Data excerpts
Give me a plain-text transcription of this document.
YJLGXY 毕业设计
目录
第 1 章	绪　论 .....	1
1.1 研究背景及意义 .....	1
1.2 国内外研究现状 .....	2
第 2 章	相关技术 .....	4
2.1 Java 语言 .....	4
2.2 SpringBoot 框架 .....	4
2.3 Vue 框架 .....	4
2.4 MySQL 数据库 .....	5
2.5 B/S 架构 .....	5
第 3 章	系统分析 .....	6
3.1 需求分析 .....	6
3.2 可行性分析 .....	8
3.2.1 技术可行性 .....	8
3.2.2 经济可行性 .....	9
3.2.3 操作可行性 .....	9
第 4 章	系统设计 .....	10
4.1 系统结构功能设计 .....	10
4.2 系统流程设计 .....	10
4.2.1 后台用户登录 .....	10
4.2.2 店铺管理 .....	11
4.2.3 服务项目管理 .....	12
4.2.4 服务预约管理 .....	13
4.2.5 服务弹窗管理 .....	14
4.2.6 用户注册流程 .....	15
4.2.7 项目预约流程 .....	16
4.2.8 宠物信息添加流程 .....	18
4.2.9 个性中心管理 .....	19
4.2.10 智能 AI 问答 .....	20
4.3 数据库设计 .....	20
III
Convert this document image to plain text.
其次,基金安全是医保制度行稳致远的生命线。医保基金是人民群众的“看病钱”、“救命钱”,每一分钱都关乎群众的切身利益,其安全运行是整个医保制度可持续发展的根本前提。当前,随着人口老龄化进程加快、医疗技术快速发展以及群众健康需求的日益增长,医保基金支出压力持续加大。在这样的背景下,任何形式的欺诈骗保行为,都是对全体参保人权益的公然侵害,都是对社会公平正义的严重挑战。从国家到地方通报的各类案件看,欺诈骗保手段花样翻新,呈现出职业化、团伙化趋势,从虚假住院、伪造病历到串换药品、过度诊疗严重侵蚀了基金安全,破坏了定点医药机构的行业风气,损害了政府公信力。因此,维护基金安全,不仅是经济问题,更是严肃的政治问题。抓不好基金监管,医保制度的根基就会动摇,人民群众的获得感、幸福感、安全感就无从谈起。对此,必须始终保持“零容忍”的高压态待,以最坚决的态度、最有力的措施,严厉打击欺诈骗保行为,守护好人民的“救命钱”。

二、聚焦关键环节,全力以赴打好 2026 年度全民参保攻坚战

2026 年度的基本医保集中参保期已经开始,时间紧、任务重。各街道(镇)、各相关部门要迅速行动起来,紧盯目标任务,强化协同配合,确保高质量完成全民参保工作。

Objective: Extract each record, keeping it identical to the original.

Answer to this exercise:
Give me a plain-text transcription of this document.
YJLGXY 毕业设计
目录
第 1 章	绪　论 .....	1
1.1 研究背景及意义 .....	1
1.2 国内外研究现状 .....	2
第 2 章	相关技术 .....	4
2.1 Java 语言 .....	4
2.2 SpringBoot 框架 .....	4
2.3 Vue 框架 .....	4
2.4 MySQL 数据库 .....	5
2.5 B/S 架构 .....	5
第 3 章	系统分析 .....	6
3.1 需求分析 .....	6
3.2 可行性分析 .....	8
3.2.1 技术可行性 .....	8
3.2.2 经济可行性 .....	9
3.2.3 操作可行性 .....	9
第 4 章	系统设计 .....	10
4.1 系统结构功能设计 .....	10
4.2 系统流程设计 .....	10
4.2.1 后台用户登录 .....	10
4.2.2 店铺管理 .....	11
4.2.3 服务项目管理 .....	12
4.2.4 服务预约管理 .....	13
4.2.5 服务弹窗管理 .....	14
4.2.6 用户注册流程 .....	15
4.2.7 项目预约流程 .....	16
4.2.8 宠物信息添加流程 .....	18
4.2.9 个性中心管理 .....	19
4.2.10 智能 AI 问答 .....	20
4.3 数据库设计 .....	20
III
Convert this document image to plain text.
其次,基金安全是医保制度行稳致远的生命线。医保基金是人民群众的“看病钱”、“救命钱”,每一分钱都关乎群众的切身利益,其安全运行是整个医保制度可持续发展的根本前提。当前,随着人口老龄化进程加快、医疗技术快速发展以及群众健康需求的日益增长,医保基金支出压力持续加大。在这样的背景下,任何形式的欺诈骗保行为,都是对全体参保人权益的公然侵害,都是对社会公平正义的严重挑战。从国家到地方通报的各类案件看,欺诈骗保手段花样翻新,呈现出职业化、团伙化趋势,从虚假住院、伪造病历到串换药品、过度诊疗严重侵蚀了基金安全,破坏了定点医药机构的行业风气,损害了政府公信力。因此,维护基金安全,不仅是经济问题,更是严肃的政治问题。抓不好基金监管,医保制度的根基就会动摇,人民群众的获得感、幸福感、安全感就无从谈起。对此,必须始终保持“零容忍”的高压态待,以最坚决的态度、最有力的措施,严厉打击欺诈骗保行为,守护好人民的“救命钱”。

二、聚焦关键环节,全力以赴打好 2026 年度全民参保攻坚战

2026 年度的基本医保集中参保期已经开始,时间紧、任务重。各街道(镇)、各相关部门要迅速行动起来,紧盯目标任务,强化协同配合,确保高质量完成全民参保工作。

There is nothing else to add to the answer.